### EXERCISE
Omit every picture and return the rest of the data unaltered.
──────── THE RECORDS ────────
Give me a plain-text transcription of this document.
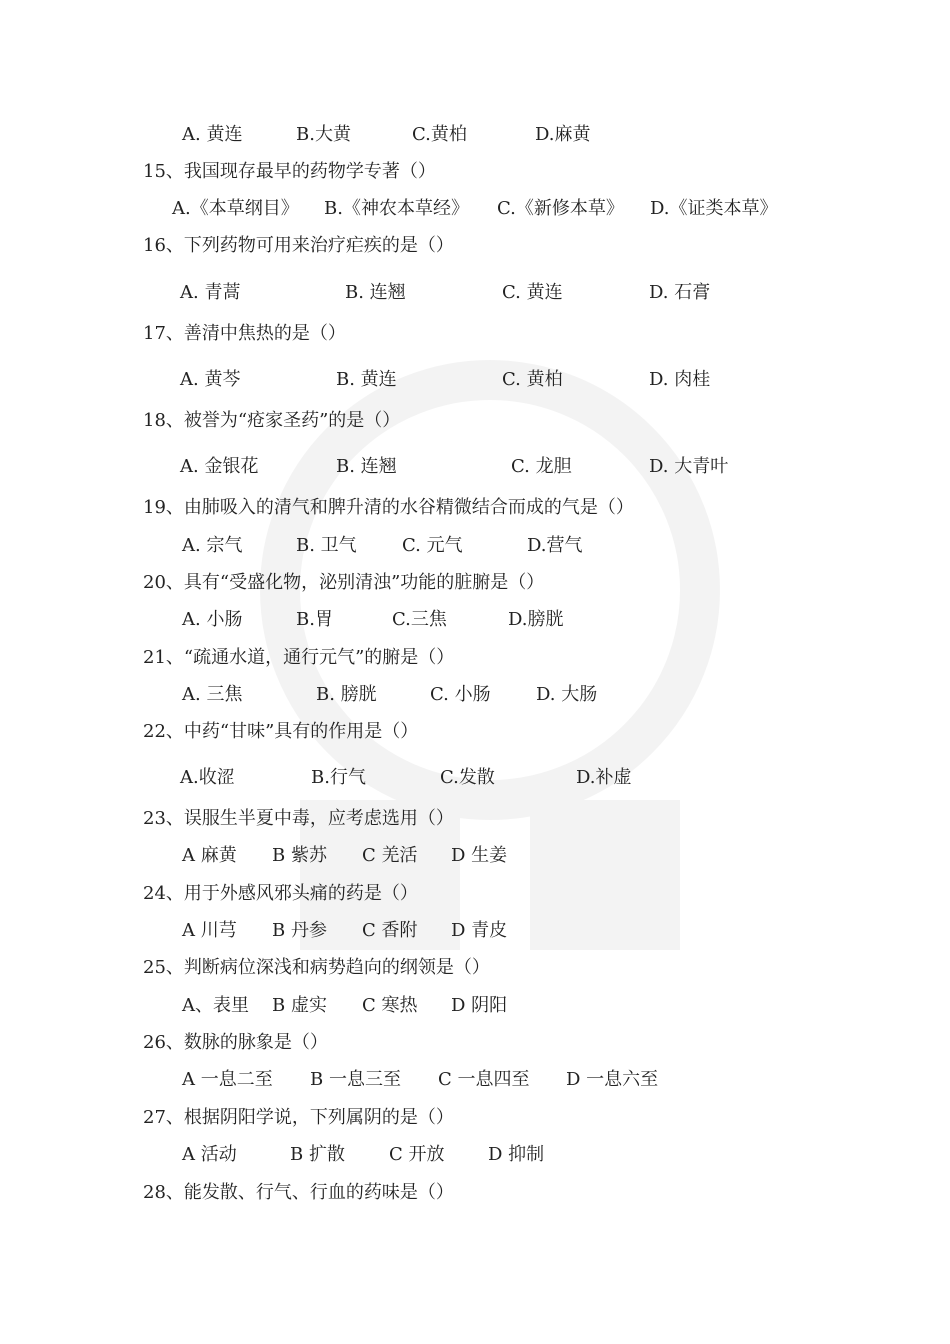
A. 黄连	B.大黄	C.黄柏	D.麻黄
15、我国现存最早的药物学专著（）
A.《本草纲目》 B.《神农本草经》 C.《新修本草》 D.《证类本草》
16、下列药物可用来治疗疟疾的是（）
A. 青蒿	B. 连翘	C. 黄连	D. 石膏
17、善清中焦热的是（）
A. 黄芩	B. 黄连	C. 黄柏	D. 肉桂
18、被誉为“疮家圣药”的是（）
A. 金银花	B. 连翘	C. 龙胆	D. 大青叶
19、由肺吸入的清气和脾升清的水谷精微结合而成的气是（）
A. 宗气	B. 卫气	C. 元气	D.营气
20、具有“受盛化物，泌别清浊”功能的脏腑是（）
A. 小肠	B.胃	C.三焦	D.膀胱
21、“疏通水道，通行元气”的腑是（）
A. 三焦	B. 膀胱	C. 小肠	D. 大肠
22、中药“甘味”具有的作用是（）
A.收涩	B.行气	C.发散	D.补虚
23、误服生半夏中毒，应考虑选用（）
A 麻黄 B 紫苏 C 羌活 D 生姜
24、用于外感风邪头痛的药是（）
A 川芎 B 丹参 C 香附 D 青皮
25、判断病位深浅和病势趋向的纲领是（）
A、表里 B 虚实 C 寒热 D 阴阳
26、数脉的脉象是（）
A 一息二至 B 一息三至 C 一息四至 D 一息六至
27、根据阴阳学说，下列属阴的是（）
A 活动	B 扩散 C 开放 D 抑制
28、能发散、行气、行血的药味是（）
────────
### PROBLEM SOLUTION
Give me a plain-text transcription of this document.
A. 黄连	B.大黄	C.黄柏	D.麻黄
15、我国现存最早的药物学专著（）
A.《本草纲目》 B.《神农本草经》 C.《新修本草》 D.《证类本草》
16、下列药物可用来治疗疟疾的是（）
A. 青蒿	B. 连翘	C. 黄连	D. 石膏
17、善清中焦热的是（）
A. 黄芩	B. 黄连	C. 黄柏	D. 肉桂
18、被誉为“疮家圣药”的是（）
A. 金银花	B. 连翘	C. 龙胆	D. 大青叶
19、由肺吸入的清气和脾升清的水谷精微结合而成的气是（）
A. 宗气	B. 卫气	C. 元气	D.营气
20、具有“受盛化物，泌别清浊”功能的脏腑是（）
A. 小肠	B.胃	C.三焦	D.膀胱
21、“疏通水道，通行元气”的腑是（）
A. 三焦	B. 膀胱	C. 小肠	D. 大肠
22、中药“甘味”具有的作用是（）
A.收涩	B.行气	C.发散	D.补虚
23、误服生半夏中毒，应考虑选用（）
A 麻黄 B 紫苏 C 羌活 D 生姜
24、用于外感风邪头痛的药是（）
A 川芎 B 丹参 C 香附 D 青皮
25、判断病位深浅和病势趋向的纲领是（）
A、表里 B 虚实 C 寒热 D 阴阳
26、数脉的脉象是（）
A 一息二至 B 一息三至 C 一息四至 D 一息六至
27、根据阴阳学说，下列属阴的是（）
A 活动	B 扩散 C 开放 D 抑制
28、能发散、行气、行血的药味是（）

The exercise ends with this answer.